Which lines have the string "价值类型和方法"? Copy all of them from the entries below.

──────

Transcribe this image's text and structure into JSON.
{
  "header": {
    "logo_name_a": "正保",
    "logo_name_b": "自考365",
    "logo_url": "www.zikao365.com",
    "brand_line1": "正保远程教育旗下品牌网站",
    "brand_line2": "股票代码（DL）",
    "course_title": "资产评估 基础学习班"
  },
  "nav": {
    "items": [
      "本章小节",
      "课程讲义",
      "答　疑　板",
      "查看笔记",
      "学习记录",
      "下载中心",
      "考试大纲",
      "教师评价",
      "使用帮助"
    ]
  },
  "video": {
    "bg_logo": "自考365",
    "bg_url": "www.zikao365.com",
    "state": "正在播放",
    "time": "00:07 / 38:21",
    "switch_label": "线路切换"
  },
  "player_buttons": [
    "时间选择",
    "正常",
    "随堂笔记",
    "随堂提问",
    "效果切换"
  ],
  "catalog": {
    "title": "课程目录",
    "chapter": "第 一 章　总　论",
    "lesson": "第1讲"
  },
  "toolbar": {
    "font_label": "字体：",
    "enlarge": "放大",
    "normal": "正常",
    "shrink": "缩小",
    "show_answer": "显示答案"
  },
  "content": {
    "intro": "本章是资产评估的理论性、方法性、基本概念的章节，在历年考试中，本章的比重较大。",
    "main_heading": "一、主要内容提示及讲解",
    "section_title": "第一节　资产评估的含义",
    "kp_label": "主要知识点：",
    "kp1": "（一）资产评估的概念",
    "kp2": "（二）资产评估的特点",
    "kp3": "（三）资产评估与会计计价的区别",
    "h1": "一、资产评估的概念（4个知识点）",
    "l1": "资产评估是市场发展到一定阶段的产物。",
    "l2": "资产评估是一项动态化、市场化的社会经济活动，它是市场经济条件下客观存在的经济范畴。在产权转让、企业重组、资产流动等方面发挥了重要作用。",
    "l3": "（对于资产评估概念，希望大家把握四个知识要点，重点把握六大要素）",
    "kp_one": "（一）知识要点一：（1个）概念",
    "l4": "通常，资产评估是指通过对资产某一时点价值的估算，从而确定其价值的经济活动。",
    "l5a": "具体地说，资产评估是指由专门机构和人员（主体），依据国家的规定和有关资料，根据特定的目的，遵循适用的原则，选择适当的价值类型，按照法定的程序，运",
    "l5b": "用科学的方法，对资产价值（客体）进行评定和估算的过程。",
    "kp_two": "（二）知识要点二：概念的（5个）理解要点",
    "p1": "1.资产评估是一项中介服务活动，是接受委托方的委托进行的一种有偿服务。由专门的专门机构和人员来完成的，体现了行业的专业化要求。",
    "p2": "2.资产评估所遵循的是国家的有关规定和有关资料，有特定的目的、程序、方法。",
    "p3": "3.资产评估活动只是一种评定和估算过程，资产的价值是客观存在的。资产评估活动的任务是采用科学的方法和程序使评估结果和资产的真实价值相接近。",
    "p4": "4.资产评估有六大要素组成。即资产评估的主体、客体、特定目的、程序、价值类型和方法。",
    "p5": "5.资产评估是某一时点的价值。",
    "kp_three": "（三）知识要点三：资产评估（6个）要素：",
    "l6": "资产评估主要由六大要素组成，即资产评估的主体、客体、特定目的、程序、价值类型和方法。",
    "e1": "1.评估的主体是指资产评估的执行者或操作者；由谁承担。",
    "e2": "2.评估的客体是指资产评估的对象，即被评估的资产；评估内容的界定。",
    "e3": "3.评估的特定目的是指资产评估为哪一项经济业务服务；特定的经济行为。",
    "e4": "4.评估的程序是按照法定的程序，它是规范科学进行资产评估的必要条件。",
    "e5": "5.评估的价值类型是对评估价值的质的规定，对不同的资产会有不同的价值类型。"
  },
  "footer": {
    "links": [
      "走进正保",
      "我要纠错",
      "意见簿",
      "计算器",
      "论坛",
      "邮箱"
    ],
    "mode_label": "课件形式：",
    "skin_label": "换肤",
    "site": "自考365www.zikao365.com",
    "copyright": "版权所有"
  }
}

──────

### [RESPONSE TO THE EXERCISE]
    "p4": "4.资产评估有六大要素组成。即资产评估的主体、客体、特定目的、程序、价值类型和方法。",
    "l6": "资产评估主要由六大要素组成，即资产评估的主体、客体、特定目的、程序、价值类型和方法。",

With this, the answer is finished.